* [TASK PROMPT] Can you pull out each line of the data below that includes the word "Sale"?

==== PROVIDED DATA ====

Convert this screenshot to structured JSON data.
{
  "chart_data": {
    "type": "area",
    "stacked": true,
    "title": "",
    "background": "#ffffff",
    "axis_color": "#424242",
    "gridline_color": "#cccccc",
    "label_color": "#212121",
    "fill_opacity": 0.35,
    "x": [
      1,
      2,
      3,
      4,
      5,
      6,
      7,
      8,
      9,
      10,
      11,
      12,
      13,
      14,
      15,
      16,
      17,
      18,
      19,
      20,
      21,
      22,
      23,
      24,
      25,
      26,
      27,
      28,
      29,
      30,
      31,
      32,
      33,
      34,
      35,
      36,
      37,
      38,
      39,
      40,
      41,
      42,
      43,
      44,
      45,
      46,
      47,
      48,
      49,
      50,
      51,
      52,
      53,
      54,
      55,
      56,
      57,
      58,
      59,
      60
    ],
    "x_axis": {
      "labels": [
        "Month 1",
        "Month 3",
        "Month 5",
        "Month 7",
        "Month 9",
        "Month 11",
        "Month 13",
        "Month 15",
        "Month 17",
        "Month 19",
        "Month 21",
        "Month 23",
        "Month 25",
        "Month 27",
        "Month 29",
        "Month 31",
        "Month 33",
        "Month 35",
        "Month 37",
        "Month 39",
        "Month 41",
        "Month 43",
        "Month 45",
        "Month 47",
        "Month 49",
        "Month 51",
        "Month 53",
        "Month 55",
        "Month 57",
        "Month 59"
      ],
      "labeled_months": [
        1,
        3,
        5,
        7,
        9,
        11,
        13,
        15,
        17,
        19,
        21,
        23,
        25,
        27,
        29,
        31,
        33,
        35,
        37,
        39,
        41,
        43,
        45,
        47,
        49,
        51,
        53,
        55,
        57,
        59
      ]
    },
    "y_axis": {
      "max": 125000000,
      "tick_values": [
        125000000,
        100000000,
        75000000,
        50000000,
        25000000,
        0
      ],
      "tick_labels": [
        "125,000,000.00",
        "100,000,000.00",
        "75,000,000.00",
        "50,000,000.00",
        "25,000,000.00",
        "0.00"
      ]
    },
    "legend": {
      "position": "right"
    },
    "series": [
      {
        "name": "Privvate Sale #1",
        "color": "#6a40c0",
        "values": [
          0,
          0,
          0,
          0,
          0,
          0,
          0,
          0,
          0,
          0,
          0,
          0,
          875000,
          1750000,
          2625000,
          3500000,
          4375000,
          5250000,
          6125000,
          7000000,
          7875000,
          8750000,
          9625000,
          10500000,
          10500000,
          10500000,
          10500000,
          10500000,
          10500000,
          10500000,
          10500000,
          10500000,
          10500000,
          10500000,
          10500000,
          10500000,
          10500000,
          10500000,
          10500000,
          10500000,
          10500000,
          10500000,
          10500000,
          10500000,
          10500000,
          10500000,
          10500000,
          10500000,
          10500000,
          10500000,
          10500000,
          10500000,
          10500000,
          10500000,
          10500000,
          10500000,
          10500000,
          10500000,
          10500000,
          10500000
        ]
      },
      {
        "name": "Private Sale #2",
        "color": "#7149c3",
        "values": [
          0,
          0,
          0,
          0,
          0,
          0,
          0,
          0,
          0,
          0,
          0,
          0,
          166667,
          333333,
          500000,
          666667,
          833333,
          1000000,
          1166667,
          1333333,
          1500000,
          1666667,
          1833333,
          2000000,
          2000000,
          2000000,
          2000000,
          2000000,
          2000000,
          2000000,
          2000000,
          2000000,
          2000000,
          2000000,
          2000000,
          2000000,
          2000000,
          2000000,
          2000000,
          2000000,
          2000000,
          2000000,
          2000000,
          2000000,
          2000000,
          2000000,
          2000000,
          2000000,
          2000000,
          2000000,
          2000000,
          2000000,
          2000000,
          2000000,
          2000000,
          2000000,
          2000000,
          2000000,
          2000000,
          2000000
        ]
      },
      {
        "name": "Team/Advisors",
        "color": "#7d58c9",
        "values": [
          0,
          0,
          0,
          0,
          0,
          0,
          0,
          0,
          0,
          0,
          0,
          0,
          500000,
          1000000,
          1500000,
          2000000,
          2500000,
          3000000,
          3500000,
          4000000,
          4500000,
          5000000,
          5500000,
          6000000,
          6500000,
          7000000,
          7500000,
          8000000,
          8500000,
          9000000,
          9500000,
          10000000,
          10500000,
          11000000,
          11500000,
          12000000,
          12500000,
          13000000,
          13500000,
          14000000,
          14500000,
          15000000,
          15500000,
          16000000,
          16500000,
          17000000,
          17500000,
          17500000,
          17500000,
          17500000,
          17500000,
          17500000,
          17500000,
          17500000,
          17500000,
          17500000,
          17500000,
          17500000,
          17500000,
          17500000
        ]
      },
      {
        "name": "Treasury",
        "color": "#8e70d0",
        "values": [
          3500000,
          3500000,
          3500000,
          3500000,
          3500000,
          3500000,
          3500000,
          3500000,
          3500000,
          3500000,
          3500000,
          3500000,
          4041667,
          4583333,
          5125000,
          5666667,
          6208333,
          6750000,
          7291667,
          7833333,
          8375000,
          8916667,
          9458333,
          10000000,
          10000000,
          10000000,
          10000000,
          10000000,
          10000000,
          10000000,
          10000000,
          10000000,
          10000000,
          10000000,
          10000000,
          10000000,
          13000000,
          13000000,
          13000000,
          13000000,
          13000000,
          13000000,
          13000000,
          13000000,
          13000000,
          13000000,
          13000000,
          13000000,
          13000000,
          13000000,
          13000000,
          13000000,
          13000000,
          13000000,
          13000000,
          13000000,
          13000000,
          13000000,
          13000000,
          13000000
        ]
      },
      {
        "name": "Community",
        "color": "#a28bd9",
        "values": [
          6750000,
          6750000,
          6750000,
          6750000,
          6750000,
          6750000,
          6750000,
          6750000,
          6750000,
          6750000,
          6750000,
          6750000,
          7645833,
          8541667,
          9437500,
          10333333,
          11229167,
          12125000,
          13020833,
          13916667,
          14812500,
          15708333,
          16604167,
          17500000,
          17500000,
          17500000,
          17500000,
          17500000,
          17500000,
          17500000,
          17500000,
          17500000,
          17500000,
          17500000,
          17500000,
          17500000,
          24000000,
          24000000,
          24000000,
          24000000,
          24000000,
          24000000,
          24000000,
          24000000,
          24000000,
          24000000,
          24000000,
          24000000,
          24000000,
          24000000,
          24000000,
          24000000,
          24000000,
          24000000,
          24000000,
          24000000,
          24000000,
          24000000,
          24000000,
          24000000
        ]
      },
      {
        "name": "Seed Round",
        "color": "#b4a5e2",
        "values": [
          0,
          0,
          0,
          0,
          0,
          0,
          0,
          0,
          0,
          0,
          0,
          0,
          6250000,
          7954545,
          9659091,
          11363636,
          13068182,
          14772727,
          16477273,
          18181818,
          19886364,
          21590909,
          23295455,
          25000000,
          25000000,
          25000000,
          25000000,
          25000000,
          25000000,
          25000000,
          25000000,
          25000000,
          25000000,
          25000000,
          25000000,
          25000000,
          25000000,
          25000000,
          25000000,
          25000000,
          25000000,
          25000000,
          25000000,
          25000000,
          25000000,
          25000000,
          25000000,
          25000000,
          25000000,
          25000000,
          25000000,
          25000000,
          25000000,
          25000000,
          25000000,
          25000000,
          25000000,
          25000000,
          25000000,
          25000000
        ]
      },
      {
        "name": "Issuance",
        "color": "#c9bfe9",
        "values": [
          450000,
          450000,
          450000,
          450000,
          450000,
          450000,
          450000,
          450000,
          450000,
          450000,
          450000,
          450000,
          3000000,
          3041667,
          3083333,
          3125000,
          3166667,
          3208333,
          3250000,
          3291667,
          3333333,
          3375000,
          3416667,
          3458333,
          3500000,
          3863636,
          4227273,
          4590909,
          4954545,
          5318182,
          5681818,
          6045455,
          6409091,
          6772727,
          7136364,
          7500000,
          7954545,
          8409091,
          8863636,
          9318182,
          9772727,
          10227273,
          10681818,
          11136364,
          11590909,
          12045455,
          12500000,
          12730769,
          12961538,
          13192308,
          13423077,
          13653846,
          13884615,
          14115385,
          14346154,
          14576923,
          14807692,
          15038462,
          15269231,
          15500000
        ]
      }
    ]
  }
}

====
==== PROVIDED DATA ====

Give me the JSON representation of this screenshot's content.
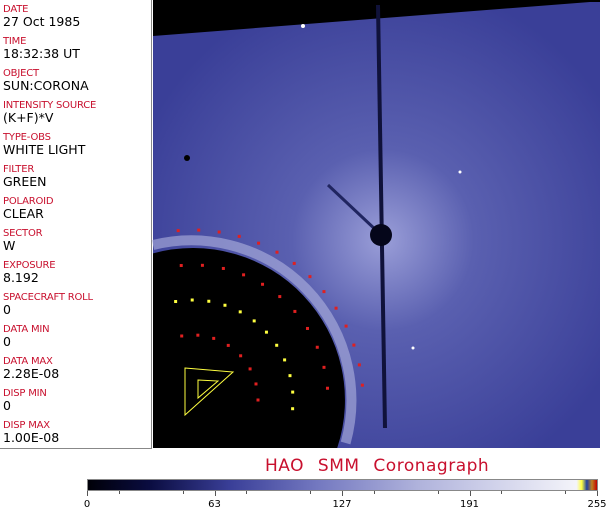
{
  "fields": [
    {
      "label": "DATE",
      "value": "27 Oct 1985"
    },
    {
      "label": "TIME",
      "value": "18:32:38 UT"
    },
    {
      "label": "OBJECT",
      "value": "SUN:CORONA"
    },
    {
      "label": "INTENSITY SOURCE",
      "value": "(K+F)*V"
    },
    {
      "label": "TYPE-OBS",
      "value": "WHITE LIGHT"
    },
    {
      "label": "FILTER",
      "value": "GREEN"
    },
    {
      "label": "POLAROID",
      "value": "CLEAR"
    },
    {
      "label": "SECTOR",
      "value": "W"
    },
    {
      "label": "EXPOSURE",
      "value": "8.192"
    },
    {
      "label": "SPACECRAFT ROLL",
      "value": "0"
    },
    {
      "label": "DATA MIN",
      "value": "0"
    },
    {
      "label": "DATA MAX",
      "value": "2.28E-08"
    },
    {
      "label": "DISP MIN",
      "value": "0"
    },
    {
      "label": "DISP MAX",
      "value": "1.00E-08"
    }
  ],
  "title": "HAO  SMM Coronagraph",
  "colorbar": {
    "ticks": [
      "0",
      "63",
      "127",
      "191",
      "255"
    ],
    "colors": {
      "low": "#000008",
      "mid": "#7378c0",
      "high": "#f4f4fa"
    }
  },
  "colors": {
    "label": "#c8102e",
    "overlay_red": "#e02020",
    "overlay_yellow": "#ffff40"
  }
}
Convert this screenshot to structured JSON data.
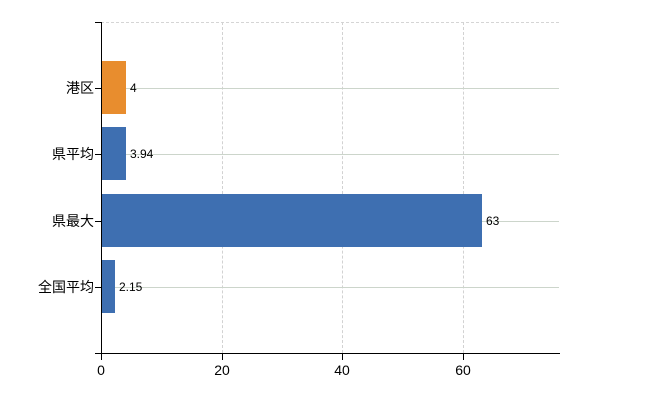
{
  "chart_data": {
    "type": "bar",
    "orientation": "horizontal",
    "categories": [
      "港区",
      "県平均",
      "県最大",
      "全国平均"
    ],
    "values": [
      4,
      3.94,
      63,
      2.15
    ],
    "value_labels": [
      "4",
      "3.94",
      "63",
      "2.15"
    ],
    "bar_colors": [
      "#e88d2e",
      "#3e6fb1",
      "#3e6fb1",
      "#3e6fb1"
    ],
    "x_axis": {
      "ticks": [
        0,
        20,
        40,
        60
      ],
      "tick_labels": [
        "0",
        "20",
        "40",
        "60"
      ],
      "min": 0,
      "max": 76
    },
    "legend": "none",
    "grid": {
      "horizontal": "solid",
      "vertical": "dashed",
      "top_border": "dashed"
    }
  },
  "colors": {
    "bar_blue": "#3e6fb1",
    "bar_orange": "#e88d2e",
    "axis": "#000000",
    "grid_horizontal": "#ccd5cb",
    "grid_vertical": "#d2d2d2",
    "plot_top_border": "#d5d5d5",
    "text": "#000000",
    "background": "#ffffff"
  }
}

====

* [OUTPUT OF THE TASK]
        "name": "Privvate Sale #1",
        "name": "Private Sale #2",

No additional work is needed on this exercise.